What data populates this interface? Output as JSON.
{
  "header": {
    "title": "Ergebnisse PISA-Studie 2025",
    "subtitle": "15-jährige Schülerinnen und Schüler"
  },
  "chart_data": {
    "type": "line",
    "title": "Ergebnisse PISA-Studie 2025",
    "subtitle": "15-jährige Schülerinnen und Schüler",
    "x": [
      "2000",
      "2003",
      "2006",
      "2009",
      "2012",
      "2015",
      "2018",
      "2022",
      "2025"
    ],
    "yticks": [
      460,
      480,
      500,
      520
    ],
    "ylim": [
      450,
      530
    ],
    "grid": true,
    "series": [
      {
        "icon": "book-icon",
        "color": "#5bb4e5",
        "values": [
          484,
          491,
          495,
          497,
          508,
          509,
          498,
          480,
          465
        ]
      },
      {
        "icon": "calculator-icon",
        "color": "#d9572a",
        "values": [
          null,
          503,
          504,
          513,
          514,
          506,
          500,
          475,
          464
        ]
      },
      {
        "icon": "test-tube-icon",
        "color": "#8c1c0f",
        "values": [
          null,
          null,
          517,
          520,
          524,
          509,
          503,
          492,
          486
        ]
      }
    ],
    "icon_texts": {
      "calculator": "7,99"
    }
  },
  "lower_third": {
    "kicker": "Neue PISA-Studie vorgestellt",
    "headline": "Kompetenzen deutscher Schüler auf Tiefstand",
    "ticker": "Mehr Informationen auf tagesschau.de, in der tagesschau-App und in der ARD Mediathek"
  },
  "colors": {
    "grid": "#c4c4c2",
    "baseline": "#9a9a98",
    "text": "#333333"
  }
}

== Exercise description ==
Go through the entries and return each line where the word "Schülerinnen" appears.

== Complete answer ==
    "subtitle": "15-jährige Schülerinnen und Schüler"
    "subtitle": "15-jährige Schülerinnen und Schüler",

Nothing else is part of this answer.